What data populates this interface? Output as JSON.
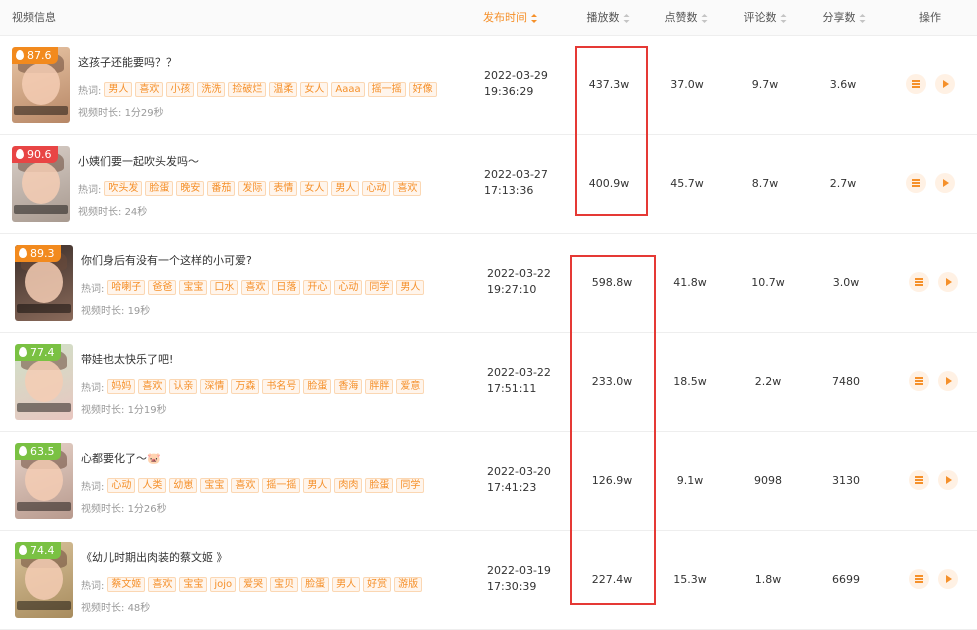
{
  "header": {
    "video_info": "视频信息",
    "publish_time": "发布时间",
    "plays": "播放数",
    "likes": "点赞数",
    "comments": "评论数",
    "shares": "分享数",
    "actions": "操作"
  },
  "labels": {
    "hotwords": "热词:",
    "duration_prefix": "视频时长:"
  },
  "colors": {
    "accent": "#f5902a",
    "score_orange": "#f28a1e",
    "score_red": "#e84545",
    "score_green": "#7ac143",
    "highlight_box": "#e53935"
  },
  "icons": {
    "score": "flame-icon",
    "detail": "list-icon",
    "play": "play-icon"
  },
  "rows": [
    {
      "score": "87.6",
      "score_color": "orange",
      "title": "这孩子还能要吗？？",
      "tags": [
        "男人",
        "喜欢",
        "小孩",
        "洗洗",
        "捡破烂",
        "温柔",
        "女人",
        "Aaaa",
        "摇一摇",
        "好像"
      ],
      "duration": "1分29秒",
      "date": "2022-03-29",
      "time": "19:36:29",
      "plays": "437.3w",
      "likes": "37.0w",
      "comments": "9.7w",
      "shares": "3.6w"
    },
    {
      "score": "90.6",
      "score_color": "red",
      "title": "小姨们要一起吹头发吗～",
      "tags": [
        "吹头发",
        "脸蛋",
        "晚安",
        "番茄",
        "发际",
        "表情",
        "女人",
        "男人",
        "心动",
        "喜欢"
      ],
      "duration": "24秒",
      "date": "2022-03-27",
      "time": "17:13:36",
      "plays": "400.9w",
      "likes": "45.7w",
      "comments": "8.7w",
      "shares": "2.7w"
    },
    {
      "score": "89.3",
      "score_color": "orange",
      "title": "你们身后有没有一个这样的小可爱?",
      "tags": [
        "哈喇子",
        "爸爸",
        "宝宝",
        "口水",
        "喜欢",
        "日落",
        "开心",
        "心动",
        "同学",
        "男人"
      ],
      "duration": "19秒",
      "date": "2022-03-22",
      "time": "19:27:10",
      "plays": "598.8w",
      "likes": "41.8w",
      "comments": "10.7w",
      "shares": "3.0w"
    },
    {
      "score": "77.4",
      "score_color": "green",
      "title": "带娃也太快乐了吧!",
      "tags": [
        "妈妈",
        "喜欢",
        "认亲",
        "深情",
        "万森",
        "书名号",
        "脸蛋",
        "香海",
        "胖胖",
        "爱意"
      ],
      "duration": "1分19秒",
      "date": "2022-03-22",
      "time": "17:51:11",
      "plays": "233.0w",
      "likes": "18.5w",
      "comments": "2.2w",
      "shares": "7480"
    },
    {
      "score": "63.5",
      "score_color": "green",
      "title": "心都要化了～🐷",
      "tags": [
        "心动",
        "人类",
        "幼崽",
        "宝宝",
        "喜欢",
        "摇一摇",
        "男人",
        "肉肉",
        "脸蛋",
        "同学"
      ],
      "duration": "1分26秒",
      "date": "2022-03-20",
      "time": "17:41:23",
      "plays": "126.9w",
      "likes": "9.1w",
      "comments": "9098",
      "shares": "3130"
    },
    {
      "score": "74.4",
      "score_color": "green",
      "title": "《幼儿时期出肉装的蔡文姬 》",
      "tags": [
        "蔡文姬",
        "喜欢",
        "宝宝",
        "jojo",
        "爱哭",
        "宝贝",
        "脸蛋",
        "男人",
        "好赏",
        "游版"
      ],
      "duration": "48秒",
      "date": "2022-03-19",
      "time": "17:30:39",
      "plays": "227.4w",
      "likes": "15.3w",
      "comments": "1.8w",
      "shares": "6699"
    }
  ]
}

## WORK TO DO
All the lines above are to be given again exactly as they read, with the pictures removed.

## FINAL ANSWER
What data populates this interface? Output as JSON.
{
  "header": {
    "video_info": "视频信息",
    "publish_time": "发布时间",
    "plays": "播放数",
    "likes": "点赞数",
    "comments": "评论数",
    "shares": "分享数",
    "actions": "操作"
  },
  "labels": {
    "hotwords": "热词:",
    "duration_prefix": "视频时长:"
  },
  "colors": {
    "accent": "#f5902a",
    "score_orange": "#f28a1e",
    "score_red": "#e84545",
    "score_green": "#7ac143",
    "highlight_box": "#e53935"
  },
  "icons": {
    "score": "flame-icon",
    "detail": "list-icon",
    "play": "play-icon"
  },
  "rows": [
    {
      "score": "87.6",
      "score_color": "orange",
      "title": "这孩子还能要吗？？",
      "tags": [
        "男人",
        "喜欢",
        "小孩",
        "洗洗",
        "捡破烂",
        "温柔",
        "女人",
        "Aaaa",
        "摇一摇",
        "好像"
      ],
      "duration": "1分29秒",
      "date": "2022-03-29",
      "time": "19:36:29",
      "plays": "437.3w",
      "likes": "37.0w",
      "comments": "9.7w",
      "shares": "3.6w"
    },
    {
      "score": "90.6",
      "score_color": "red",
      "title": "小姨们要一起吹头发吗～",
      "tags": [
        "吹头发",
        "脸蛋",
        "晚安",
        "番茄",
        "发际",
        "表情",
        "女人",
        "男人",
        "心动",
        "喜欢"
      ],
      "duration": "24秒",
      "date": "2022-03-27",
      "time": "17:13:36",
      "plays": "400.9w",
      "likes": "45.7w",
      "comments": "8.7w",
      "shares": "2.7w"
    },
    {
      "score": "89.3",
      "score_color": "orange",
      "title": "你们身后有没有一个这样的小可爱?",
      "tags": [
        "哈喇子",
        "爸爸",
        "宝宝",
        "口水",
        "喜欢",
        "日落",
        "开心",
        "心动",
        "同学",
        "男人"
      ],
      "duration": "19秒",
      "date": "2022-03-22",
      "time": "19:27:10",
      "plays": "598.8w",
      "likes": "41.8w",
      "comments": "10.7w",
      "shares": "3.0w"
    },
    {
      "score": "77.4",
      "score_color": "green",
      "title": "带娃也太快乐了吧!",
      "tags": [
        "妈妈",
        "喜欢",
        "认亲",
        "深情",
        "万森",
        "书名号",
        "脸蛋",
        "香海",
        "胖胖",
        "爱意"
      ],
      "duration": "1分19秒",
      "date": "2022-03-22",
      "time": "17:51:11",
      "plays": "233.0w",
      "likes": "18.5w",
      "comments": "2.2w",
      "shares": "7480"
    },
    {
      "score": "63.5",
      "score_color": "green",
      "title": "心都要化了～🐷",
      "tags": [
        "心动",
        "人类",
        "幼崽",
        "宝宝",
        "喜欢",
        "摇一摇",
        "男人",
        "肉肉",
        "脸蛋",
        "同学"
      ],
      "duration": "1分26秒",
      "date": "2022-03-20",
      "time": "17:41:23",
      "plays": "126.9w",
      "likes": "9.1w",
      "comments": "9098",
      "shares": "3130"
    },
    {
      "score": "74.4",
      "score_color": "green",
      "title": "《幼儿时期出肉装的蔡文姬 》",
      "tags": [
        "蔡文姬",
        "喜欢",
        "宝宝",
        "jojo",
        "爱哭",
        "宝贝",
        "脸蛋",
        "男人",
        "好赏",
        "游版"
      ],
      "duration": "48秒",
      "date": "2022-03-19",
      "time": "17:30:39",
      "plays": "227.4w",
      "likes": "15.3w",
      "comments": "1.8w",
      "shares": "6699"
    }
  ]
}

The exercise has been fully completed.